▶ DATA PROVIDED
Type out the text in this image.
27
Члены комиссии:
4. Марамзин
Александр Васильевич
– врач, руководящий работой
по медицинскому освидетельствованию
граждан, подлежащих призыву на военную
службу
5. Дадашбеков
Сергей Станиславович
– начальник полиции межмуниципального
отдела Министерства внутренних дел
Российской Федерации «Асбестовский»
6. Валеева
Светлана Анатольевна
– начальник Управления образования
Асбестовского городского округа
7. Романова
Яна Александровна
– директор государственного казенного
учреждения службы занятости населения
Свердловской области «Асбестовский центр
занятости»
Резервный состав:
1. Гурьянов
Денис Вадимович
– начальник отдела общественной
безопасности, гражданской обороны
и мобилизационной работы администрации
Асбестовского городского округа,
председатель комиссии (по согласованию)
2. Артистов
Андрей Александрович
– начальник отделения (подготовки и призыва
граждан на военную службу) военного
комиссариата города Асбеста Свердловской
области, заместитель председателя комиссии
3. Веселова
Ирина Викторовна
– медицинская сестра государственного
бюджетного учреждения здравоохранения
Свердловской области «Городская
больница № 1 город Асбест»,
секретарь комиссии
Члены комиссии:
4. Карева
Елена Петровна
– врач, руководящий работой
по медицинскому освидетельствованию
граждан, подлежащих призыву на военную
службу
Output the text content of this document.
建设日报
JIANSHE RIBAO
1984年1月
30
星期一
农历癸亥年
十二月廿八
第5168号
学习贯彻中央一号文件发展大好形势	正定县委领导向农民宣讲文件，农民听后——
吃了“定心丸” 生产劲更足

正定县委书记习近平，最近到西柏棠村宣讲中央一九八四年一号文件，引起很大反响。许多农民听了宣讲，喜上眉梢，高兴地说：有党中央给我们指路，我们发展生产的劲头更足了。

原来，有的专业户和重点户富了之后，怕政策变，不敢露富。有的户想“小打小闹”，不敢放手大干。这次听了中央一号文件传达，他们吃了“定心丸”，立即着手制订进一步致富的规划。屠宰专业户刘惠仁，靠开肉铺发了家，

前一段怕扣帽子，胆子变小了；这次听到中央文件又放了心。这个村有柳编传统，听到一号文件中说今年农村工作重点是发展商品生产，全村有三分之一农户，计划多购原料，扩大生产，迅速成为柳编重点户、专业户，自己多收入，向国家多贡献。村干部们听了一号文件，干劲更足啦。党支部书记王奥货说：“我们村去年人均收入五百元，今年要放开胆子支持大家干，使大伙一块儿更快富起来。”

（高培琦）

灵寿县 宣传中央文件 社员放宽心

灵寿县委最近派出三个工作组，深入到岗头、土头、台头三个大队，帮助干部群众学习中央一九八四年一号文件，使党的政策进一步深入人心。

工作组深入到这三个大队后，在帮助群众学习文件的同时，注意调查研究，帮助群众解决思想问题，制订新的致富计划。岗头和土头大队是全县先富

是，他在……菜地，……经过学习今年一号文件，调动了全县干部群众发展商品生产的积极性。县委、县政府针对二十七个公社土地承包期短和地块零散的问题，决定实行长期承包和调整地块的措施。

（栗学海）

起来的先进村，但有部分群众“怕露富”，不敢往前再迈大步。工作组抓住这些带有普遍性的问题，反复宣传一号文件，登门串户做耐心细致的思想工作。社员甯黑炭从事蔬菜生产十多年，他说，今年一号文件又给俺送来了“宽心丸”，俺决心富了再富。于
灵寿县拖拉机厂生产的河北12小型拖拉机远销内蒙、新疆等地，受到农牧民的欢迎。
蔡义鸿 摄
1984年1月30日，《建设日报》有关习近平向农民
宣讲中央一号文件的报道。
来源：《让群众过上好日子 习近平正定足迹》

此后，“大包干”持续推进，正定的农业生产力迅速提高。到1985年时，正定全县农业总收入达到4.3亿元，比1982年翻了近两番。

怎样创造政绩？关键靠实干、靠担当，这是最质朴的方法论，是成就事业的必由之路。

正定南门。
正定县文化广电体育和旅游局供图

▶ TASK GOAL
Search the listing for the word "this". Copy every line in which it occurs.

▶ EXERCISE ANSWER
Type out the text in this image.
Output the text content of this document.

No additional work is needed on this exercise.